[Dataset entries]
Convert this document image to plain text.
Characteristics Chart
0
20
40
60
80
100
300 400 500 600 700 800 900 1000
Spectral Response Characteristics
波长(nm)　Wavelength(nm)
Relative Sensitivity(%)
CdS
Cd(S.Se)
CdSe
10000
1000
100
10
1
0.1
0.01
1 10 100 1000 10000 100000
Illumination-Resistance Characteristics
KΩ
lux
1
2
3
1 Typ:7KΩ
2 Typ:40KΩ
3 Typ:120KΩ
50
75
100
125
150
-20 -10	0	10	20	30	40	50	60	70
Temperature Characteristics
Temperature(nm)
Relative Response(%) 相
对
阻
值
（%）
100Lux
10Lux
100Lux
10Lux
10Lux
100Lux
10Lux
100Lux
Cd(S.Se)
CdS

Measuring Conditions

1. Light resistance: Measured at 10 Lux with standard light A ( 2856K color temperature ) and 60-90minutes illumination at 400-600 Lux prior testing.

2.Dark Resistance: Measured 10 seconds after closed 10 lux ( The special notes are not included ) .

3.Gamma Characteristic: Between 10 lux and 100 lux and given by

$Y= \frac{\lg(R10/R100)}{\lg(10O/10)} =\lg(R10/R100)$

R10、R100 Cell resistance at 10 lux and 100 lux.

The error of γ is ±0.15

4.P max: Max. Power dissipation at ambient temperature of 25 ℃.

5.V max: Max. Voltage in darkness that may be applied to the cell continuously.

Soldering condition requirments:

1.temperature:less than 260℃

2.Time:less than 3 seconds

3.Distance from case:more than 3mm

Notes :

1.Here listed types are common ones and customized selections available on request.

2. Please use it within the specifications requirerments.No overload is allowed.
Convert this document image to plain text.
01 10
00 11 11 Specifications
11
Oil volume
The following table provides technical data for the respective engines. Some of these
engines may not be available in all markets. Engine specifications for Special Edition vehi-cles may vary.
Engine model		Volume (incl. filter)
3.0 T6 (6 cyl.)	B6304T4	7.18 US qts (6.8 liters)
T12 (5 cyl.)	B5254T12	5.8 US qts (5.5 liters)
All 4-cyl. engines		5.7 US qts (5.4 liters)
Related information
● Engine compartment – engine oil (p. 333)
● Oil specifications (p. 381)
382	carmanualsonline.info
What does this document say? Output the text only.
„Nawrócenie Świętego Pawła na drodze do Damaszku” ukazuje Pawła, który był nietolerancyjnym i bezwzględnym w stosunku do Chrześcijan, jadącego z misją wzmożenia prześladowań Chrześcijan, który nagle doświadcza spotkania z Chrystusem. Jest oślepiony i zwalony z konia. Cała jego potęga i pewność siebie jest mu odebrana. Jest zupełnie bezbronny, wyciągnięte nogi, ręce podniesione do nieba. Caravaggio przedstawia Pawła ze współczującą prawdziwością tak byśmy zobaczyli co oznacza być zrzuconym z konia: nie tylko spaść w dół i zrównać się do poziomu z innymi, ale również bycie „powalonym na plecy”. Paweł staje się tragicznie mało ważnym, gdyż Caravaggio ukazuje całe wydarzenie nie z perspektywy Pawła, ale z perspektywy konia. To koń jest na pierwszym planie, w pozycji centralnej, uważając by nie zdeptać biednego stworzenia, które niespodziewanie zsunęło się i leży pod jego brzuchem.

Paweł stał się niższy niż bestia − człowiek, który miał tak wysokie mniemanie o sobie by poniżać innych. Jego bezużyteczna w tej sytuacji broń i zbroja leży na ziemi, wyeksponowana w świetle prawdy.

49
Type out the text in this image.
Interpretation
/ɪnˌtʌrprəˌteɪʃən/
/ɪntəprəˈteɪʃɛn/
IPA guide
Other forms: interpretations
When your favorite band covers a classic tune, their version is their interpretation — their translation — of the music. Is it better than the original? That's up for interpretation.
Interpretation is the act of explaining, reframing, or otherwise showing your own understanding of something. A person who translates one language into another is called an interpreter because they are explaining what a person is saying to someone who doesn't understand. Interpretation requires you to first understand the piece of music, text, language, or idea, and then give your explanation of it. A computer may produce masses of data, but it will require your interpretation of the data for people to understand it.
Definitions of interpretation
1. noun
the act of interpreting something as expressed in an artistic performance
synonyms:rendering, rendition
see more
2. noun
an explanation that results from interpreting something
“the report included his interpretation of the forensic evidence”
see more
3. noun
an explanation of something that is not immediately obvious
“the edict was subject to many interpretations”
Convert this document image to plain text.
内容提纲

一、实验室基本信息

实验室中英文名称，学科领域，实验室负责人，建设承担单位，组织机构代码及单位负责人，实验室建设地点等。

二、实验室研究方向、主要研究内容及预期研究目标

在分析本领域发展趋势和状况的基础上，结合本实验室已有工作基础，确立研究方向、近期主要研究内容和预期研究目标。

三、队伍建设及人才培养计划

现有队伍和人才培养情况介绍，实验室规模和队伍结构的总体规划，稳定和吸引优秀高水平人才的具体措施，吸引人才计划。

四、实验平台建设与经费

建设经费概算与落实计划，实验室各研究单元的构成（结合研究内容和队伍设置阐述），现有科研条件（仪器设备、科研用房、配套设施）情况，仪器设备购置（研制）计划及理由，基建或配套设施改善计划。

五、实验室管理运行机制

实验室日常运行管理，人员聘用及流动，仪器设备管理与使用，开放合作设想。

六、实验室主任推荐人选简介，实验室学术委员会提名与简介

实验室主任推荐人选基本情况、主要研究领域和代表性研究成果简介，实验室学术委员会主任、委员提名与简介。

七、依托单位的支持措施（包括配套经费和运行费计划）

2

*Do this*: Each entry above needs to be retyped exactly.

*Answer for this exercise*:
Convert this document image to plain text.
Characteristics Chart
0
20
40
60
80
100
300 400 500 600 700 800 900 1000
Spectral Response Characteristics
波长(nm)　Wavelength(nm)
Relative Sensitivity(%)
CdS
Cd(S.Se)
CdSe
10000
1000
100
10
1
0.1
0.01
1 10 100 1000 10000 100000
Illumination-Resistance Characteristics
KΩ
lux
1
2
3
1 Typ:7KΩ
2 Typ:40KΩ
3 Typ:120KΩ
50
75
100
125
150
-20 -10	0	10	20	30	40	50	60	70
Temperature Characteristics
Temperature(nm)
Relative Response(%) 相
对
阻
值
（%）
100Lux
10Lux
100Lux
10Lux
10Lux
100Lux
10Lux
100Lux
Cd(S.Se)
CdS

Measuring Conditions

1. Light resistance: Measured at 10 Lux with standard light A ( 2856K color temperature ) and 60-90minutes illumination at 400-600 Lux prior testing.

2.Dark Resistance: Measured 10 seconds after closed 10 lux ( The special notes are not included ) .

3.Gamma Characteristic: Between 10 lux and 100 lux and given by

$Y= \frac{\lg(R10/R100)}{\lg(10O/10)} =\lg(R10/R100)$

R10、R100 Cell resistance at 10 lux and 100 lux.

The error of γ is ±0.15

4.P max: Max. Power dissipation at ambient temperature of 25 ℃.

5.V max: Max. Voltage in darkness that may be applied to the cell continuously.

Soldering condition requirments:

1.temperature:less than 260℃

2.Time:less than 3 seconds

3.Distance from case:more than 3mm

Notes :

1.Here listed types are common ones and customized selections available on request.

2. Please use it within the specifications requirerments.No overload is allowed.
Convert this document image to plain text.
01 10
00 11 11 Specifications
11
Oil volume
The following table provides technical data for the respective engines. Some of these
engines may not be available in all markets. Engine specifications for Special Edition vehi-cles may vary.
Engine model		Volume (incl. filter)
3.0 T6 (6 cyl.)	B6304T4	7.18 US qts (6.8 liters)
T12 (5 cyl.)	B5254T12	5.8 US qts (5.5 liters)
All 4-cyl. engines		5.7 US qts (5.4 liters)
Related information
● Engine compartment – engine oil (p. 333)
● Oil specifications (p. 381)
382	carmanualsonline.info
What does this document say? Output the text only.
„Nawrócenie Świętego Pawła na drodze do Damaszku” ukazuje Pawła, który był nietolerancyjnym i bezwzględnym w stosunku do Chrześcijan, jadącego z misją wzmożenia prześladowań Chrześcijan, który nagle doświadcza spotkania z Chrystusem. Jest oślepiony i zwalony z konia. Cała jego potęga i pewność siebie jest mu odebrana. Jest zupełnie bezbronny, wyciągnięte nogi, ręce podniesione do nieba. Caravaggio przedstawia Pawła ze współczującą prawdziwością tak byśmy zobaczyli co oznacza być zrzuconym z konia: nie tylko spaść w dół i zrównać się do poziomu z innymi, ale również bycie „powalonym na plecy”. Paweł staje się tragicznie mało ważnym, gdyż Caravaggio ukazuje całe wydarzenie nie z perspektywy Pawła, ale z perspektywy konia. To koń jest na pierwszym planie, w pozycji centralnej, uważając by nie zdeptać biednego stworzenia, które niespodziewanie zsunęło się i leży pod jego brzuchem.

Paweł stał się niższy niż bestia − człowiek, który miał tak wysokie mniemanie o sobie by poniżać innych. Jego bezużyteczna w tej sytuacji broń i zbroja leży na ziemi, wyeksponowana w świetle prawdy.

49
Type out the text in this image.
Interpretation
/ɪnˌtʌrprəˌteɪʃən/
/ɪntəprəˈteɪʃɛn/
IPA guide
Other forms: interpretations
When your favorite band covers a classic tune, their version is their interpretation — their translation — of the music. Is it better than the original? That's up for interpretation.
Interpretation is the act of explaining, reframing, or otherwise showing your own understanding of something. A person who translates one language into another is called an interpreter because they are explaining what a person is saying to someone who doesn't understand. Interpretation requires you to first understand the piece of music, text, language, or idea, and then give your explanation of it. A computer may produce masses of data, but it will require your interpretation of the data for people to understand it.
Definitions of interpretation
1. noun
the act of interpreting something as expressed in an artistic performance
synonyms:rendering, rendition
see more
2. noun
an explanation that results from interpreting something
“the report included his interpretation of the forensic evidence”
see more
3. noun
an explanation of something that is not immediately obvious
“the edict was subject to many interpretations”
Convert this document image to plain text.
内容提纲

一、实验室基本信息

实验室中英文名称，学科领域，实验室负责人，建设承担单位，组织机构代码及单位负责人，实验室建设地点等。

二、实验室研究方向、主要研究内容及预期研究目标

在分析本领域发展趋势和状况的基础上，结合本实验室已有工作基础，确立研究方向、近期主要研究内容和预期研究目标。

三、队伍建设及人才培养计划

现有队伍和人才培养情况介绍，实验室规模和队伍结构的总体规划，稳定和吸引优秀高水平人才的具体措施，吸引人才计划。

四、实验平台建设与经费

建设经费概算与落实计划，实验室各研究单元的构成（结合研究内容和队伍设置阐述），现有科研条件（仪器设备、科研用房、配套设施）情况，仪器设备购置（研制）计划及理由，基建或配套设施改善计划。

五、实验室管理运行机制

实验室日常运行管理，人员聘用及流动，仪器设备管理与使用，开放合作设想。

六、实验室主任推荐人选简介，实验室学术委员会提名与简介

实验室主任推荐人选基本情况、主要研究领域和代表性研究成果简介，实验室学术委员会主任、委员提名与简介。

七、依托单位的支持措施（包括配套经费和运行费计划）

2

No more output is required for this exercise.